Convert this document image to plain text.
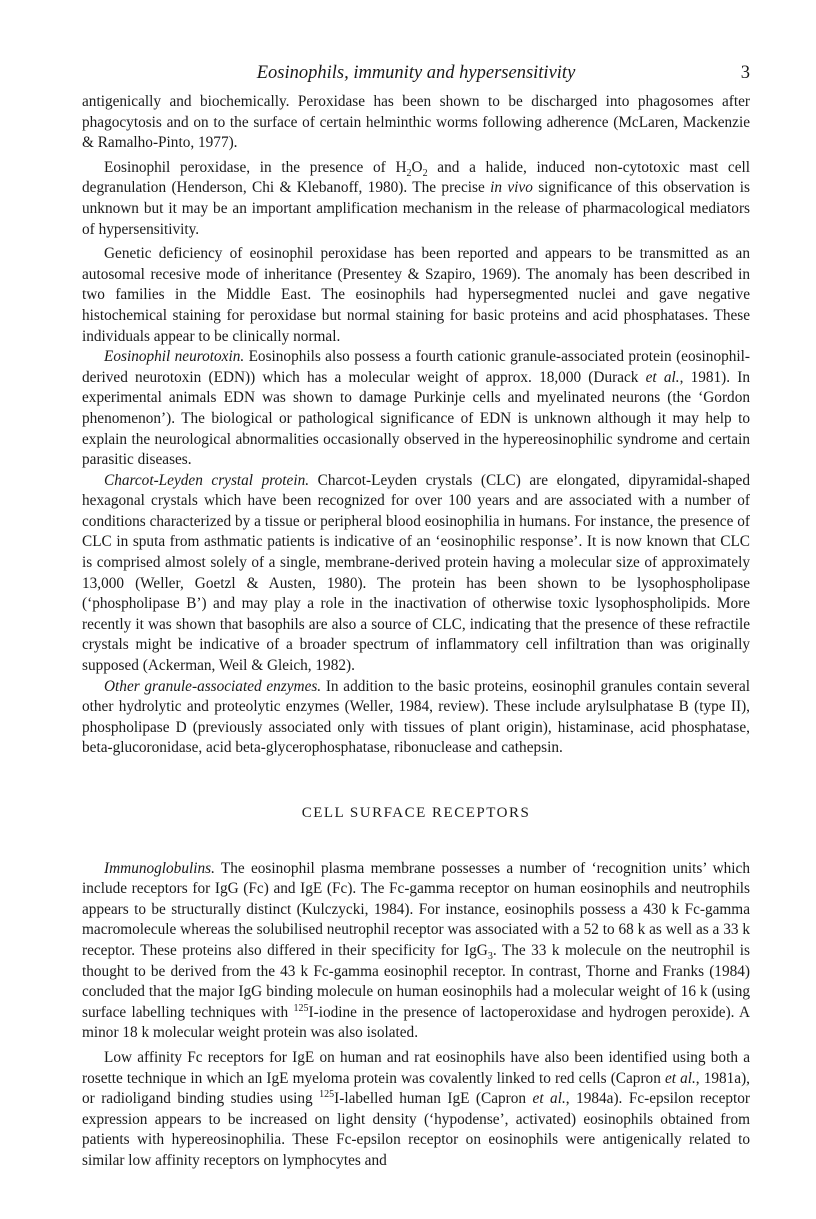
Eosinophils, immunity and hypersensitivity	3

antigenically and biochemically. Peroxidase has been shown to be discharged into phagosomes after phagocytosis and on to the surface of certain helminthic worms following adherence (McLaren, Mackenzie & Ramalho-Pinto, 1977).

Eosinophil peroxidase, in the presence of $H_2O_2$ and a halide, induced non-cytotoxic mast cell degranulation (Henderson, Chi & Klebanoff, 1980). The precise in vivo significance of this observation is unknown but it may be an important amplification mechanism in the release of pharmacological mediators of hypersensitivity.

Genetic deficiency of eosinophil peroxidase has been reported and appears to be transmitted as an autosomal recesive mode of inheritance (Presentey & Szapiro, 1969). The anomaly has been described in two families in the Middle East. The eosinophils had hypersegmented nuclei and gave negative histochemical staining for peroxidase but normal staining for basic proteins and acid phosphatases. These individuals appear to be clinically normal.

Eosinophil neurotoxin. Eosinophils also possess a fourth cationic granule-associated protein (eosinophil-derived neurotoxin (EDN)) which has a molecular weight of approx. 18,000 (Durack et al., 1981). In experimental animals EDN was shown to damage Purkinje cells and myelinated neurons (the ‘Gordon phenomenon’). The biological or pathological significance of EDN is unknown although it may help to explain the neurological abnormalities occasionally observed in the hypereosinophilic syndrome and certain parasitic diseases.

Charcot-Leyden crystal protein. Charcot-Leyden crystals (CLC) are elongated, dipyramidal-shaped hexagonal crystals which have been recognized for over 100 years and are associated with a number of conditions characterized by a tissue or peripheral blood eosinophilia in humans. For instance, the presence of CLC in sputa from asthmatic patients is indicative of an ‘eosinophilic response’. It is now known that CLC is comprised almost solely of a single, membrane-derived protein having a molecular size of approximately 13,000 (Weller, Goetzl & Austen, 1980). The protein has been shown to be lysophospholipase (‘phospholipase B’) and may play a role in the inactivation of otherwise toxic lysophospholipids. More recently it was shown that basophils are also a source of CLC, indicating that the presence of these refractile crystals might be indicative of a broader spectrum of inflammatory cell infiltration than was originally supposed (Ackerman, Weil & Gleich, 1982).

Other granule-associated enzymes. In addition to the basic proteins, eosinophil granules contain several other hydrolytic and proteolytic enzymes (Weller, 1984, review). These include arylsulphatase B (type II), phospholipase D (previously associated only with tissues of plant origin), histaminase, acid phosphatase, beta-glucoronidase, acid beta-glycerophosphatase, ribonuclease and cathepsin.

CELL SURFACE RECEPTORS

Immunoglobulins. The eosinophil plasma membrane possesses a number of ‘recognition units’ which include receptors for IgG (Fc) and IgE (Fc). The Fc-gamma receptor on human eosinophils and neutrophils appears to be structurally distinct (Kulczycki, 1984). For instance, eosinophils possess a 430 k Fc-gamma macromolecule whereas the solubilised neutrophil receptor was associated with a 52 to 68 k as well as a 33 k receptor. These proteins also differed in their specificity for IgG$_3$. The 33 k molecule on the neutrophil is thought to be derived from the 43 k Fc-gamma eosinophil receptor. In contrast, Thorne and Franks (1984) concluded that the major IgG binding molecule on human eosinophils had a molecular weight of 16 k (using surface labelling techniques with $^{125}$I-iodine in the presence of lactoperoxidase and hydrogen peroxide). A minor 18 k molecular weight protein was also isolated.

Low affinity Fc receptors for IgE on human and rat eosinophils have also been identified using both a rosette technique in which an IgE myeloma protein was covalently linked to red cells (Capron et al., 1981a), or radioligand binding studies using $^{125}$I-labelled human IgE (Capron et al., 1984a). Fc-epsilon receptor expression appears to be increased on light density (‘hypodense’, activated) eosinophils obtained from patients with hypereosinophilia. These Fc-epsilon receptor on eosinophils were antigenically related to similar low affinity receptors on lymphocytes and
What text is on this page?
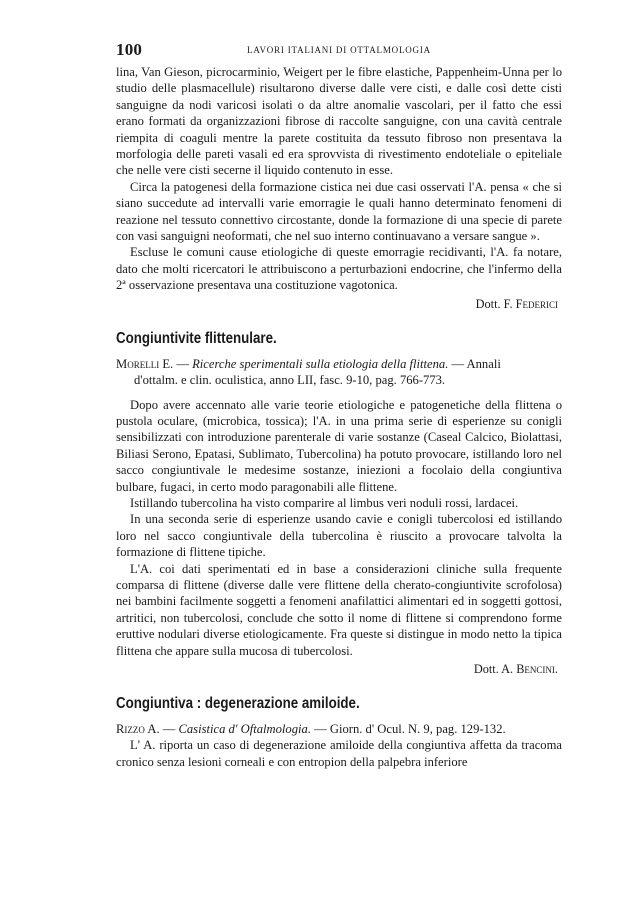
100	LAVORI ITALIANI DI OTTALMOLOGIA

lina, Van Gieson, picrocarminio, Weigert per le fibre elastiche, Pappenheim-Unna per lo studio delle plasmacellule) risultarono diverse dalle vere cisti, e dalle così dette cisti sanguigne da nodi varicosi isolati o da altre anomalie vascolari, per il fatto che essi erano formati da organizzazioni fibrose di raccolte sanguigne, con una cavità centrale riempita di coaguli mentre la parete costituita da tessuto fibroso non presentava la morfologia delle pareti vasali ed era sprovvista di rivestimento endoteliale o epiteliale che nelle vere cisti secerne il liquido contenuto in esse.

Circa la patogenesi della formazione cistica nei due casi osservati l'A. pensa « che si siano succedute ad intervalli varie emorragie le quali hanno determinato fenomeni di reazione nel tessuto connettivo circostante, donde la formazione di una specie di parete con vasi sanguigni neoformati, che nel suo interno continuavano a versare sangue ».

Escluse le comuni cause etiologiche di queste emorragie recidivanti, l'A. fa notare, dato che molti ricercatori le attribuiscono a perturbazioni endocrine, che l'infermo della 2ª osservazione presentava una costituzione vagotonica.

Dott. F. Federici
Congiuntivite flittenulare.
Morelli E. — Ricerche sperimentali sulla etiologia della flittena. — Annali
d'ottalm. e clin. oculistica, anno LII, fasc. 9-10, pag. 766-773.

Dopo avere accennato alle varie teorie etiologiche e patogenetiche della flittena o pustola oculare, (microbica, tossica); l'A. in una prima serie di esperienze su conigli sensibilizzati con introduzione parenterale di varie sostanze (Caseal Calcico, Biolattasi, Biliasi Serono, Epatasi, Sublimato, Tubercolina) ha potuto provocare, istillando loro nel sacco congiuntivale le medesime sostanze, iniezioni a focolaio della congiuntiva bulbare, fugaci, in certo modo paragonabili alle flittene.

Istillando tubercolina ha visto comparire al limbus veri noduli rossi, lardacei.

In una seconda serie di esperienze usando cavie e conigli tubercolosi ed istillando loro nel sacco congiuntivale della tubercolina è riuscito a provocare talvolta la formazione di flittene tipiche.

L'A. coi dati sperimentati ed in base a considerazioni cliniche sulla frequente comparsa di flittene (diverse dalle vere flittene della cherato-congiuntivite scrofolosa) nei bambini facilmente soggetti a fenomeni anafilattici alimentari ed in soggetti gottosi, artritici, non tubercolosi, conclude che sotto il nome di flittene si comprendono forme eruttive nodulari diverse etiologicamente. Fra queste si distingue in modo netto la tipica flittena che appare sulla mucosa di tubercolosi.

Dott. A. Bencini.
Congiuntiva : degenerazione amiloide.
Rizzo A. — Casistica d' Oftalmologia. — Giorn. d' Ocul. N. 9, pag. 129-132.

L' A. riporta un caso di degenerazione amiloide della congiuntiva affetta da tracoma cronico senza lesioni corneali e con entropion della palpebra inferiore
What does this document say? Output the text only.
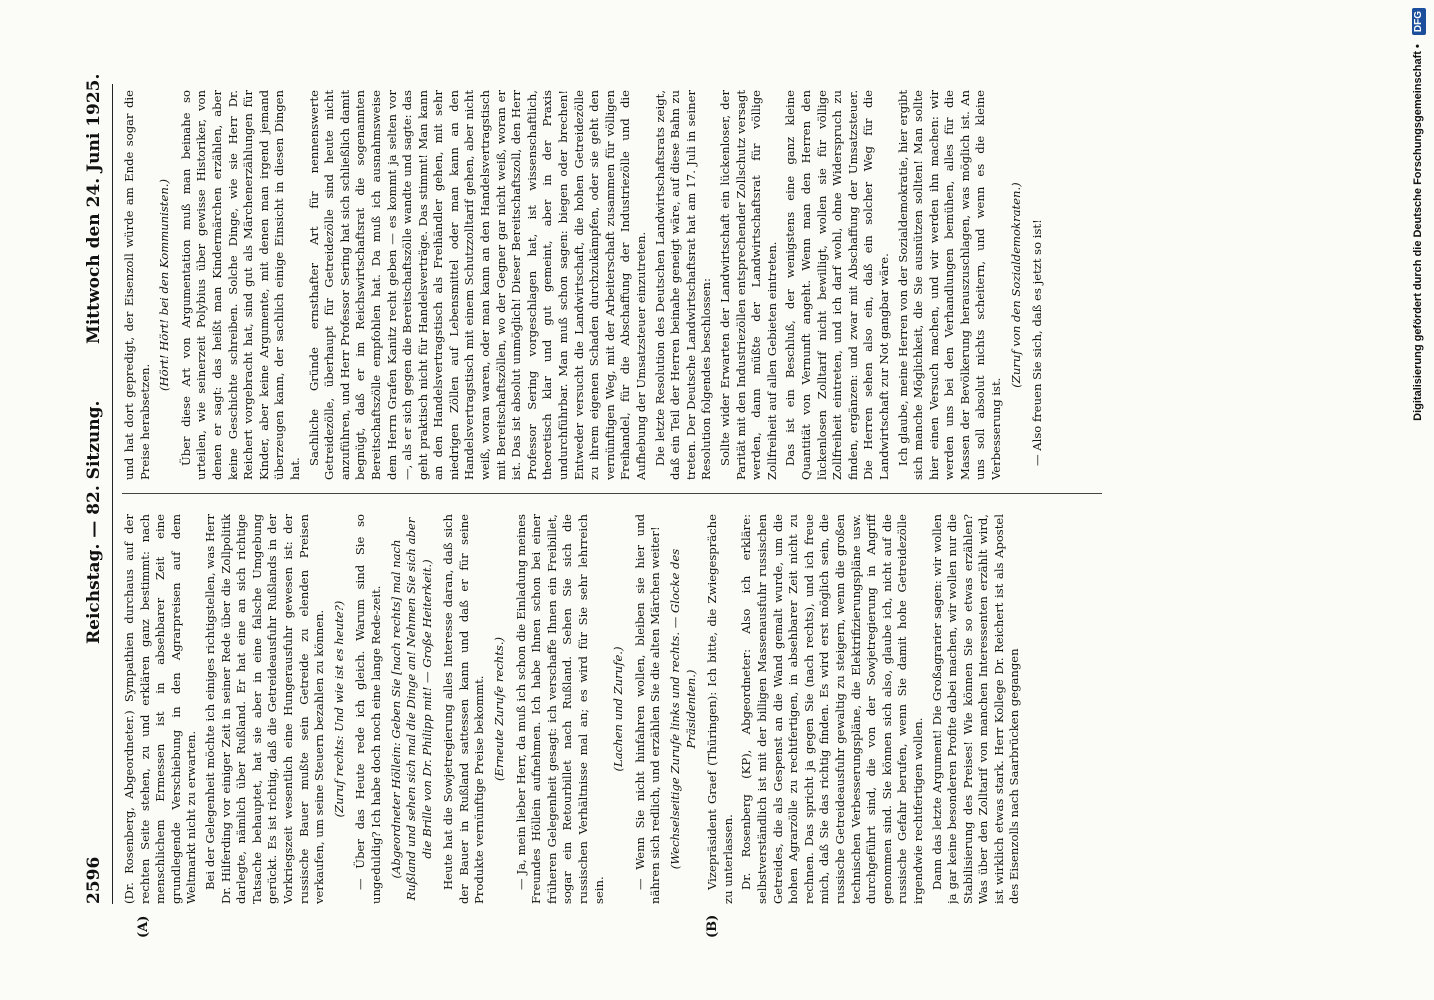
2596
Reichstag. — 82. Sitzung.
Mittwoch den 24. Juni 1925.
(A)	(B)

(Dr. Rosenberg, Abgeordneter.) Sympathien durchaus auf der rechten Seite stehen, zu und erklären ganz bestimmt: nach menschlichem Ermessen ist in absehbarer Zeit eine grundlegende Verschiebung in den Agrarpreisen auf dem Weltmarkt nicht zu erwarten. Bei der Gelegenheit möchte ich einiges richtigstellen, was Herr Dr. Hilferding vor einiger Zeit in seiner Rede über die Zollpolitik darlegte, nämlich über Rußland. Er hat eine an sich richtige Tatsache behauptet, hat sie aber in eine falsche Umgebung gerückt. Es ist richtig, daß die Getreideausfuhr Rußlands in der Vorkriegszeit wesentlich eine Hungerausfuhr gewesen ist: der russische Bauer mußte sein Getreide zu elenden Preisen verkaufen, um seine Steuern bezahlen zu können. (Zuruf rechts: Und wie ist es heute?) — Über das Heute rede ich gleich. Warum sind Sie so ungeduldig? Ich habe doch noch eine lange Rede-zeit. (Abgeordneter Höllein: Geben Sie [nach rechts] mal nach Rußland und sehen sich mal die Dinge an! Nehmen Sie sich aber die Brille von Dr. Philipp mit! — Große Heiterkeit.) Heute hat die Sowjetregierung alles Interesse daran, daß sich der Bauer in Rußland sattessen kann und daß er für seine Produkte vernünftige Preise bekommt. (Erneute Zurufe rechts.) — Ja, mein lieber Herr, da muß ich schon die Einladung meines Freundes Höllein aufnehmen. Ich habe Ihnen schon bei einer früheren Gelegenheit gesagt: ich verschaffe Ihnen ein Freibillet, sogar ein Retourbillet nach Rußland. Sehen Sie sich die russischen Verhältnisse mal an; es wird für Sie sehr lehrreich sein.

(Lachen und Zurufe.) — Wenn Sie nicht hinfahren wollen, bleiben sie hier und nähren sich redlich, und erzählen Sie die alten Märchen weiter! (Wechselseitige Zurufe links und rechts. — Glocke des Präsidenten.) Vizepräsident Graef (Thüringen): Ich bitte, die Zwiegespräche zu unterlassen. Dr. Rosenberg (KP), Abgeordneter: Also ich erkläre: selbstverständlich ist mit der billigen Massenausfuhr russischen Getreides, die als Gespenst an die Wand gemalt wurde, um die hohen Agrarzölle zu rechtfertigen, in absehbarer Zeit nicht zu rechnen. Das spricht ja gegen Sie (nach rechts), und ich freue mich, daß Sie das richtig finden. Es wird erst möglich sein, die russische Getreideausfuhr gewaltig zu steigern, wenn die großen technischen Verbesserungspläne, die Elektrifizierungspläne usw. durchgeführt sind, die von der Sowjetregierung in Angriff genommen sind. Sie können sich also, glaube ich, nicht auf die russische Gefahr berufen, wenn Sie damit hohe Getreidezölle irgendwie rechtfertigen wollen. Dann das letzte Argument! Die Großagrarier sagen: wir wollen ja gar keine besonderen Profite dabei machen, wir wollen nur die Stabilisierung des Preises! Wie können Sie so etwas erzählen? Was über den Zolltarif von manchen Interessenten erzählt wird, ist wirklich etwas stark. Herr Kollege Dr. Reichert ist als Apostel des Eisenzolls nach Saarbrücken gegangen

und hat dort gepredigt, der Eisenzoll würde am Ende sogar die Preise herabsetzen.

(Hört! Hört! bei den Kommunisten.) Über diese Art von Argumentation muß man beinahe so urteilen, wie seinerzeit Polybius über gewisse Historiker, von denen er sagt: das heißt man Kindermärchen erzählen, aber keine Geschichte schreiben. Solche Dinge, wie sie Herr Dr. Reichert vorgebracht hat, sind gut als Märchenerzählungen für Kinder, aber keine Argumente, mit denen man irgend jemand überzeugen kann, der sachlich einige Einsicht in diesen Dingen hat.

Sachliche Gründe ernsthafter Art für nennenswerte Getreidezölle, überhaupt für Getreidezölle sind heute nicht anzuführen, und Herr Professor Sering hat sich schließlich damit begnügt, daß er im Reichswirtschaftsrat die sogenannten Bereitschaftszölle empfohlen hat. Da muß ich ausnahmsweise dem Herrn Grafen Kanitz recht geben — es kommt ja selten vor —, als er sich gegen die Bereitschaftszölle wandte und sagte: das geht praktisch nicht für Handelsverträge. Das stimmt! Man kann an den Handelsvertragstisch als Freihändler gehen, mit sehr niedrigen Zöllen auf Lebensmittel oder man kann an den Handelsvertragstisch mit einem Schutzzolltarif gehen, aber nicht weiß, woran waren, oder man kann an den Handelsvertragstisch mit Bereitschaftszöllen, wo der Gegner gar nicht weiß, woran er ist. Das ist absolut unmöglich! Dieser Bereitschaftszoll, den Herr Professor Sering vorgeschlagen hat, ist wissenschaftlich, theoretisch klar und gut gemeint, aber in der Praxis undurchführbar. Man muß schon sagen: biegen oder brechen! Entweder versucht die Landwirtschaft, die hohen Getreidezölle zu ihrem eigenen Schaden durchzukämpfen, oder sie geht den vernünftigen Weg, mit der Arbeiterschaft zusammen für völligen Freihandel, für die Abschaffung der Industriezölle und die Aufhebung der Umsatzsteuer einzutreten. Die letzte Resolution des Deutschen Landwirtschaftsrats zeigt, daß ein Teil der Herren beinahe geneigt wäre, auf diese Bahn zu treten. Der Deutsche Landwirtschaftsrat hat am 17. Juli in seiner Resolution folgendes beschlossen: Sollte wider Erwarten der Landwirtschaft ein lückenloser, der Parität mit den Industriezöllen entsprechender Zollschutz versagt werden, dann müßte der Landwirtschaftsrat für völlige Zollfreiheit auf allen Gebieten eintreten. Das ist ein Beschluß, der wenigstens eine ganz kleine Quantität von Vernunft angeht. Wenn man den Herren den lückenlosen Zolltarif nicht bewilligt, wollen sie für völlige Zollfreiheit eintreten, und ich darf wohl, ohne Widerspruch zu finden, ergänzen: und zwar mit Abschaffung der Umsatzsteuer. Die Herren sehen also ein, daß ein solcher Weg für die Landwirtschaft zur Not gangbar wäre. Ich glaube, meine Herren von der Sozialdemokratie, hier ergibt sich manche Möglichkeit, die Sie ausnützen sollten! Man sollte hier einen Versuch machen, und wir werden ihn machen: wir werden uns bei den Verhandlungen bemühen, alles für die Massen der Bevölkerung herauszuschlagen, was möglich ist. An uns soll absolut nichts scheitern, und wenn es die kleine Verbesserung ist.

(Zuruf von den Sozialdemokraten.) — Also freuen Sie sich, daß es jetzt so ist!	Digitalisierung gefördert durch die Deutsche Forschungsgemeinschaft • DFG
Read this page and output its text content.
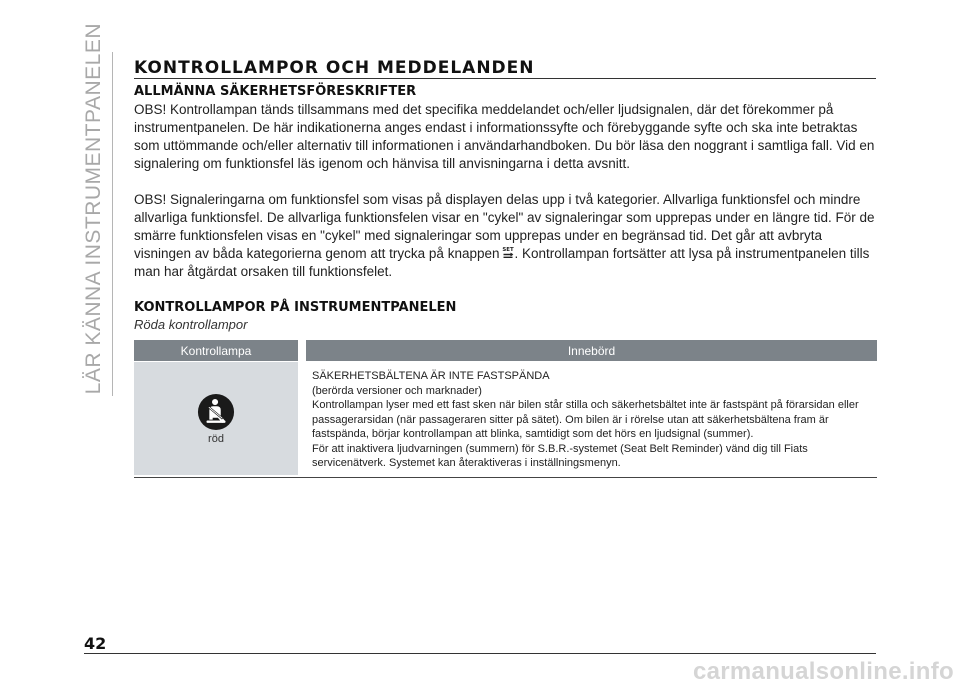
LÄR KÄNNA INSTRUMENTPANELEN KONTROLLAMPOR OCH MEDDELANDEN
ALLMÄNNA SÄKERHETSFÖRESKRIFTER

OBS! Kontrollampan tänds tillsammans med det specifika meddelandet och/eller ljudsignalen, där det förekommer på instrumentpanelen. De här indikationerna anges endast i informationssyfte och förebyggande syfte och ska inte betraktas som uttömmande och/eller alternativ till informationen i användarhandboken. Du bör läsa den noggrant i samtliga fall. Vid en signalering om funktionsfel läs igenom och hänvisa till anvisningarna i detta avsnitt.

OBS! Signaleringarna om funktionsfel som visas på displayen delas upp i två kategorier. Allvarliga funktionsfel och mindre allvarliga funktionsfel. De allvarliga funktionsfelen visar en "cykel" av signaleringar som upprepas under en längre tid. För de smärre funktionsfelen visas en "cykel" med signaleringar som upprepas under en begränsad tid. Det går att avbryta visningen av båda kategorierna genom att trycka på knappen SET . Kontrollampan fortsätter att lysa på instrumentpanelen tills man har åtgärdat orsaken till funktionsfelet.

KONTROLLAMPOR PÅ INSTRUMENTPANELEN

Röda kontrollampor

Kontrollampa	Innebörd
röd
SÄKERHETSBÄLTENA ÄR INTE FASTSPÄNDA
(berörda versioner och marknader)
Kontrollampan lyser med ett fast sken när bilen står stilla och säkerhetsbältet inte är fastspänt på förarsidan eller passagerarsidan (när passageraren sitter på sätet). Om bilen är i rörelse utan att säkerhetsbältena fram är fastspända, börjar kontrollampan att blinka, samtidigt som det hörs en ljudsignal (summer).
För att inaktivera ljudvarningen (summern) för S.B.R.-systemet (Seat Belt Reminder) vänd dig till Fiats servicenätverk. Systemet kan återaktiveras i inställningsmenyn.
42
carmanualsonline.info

#####

- [DESCRIPTION OF THE TASK]:
Please give a count of the lines in the records where the word "What" occurs, with nothing besides it.

- [SOLUTION FOR THIS PROBLEM]:
2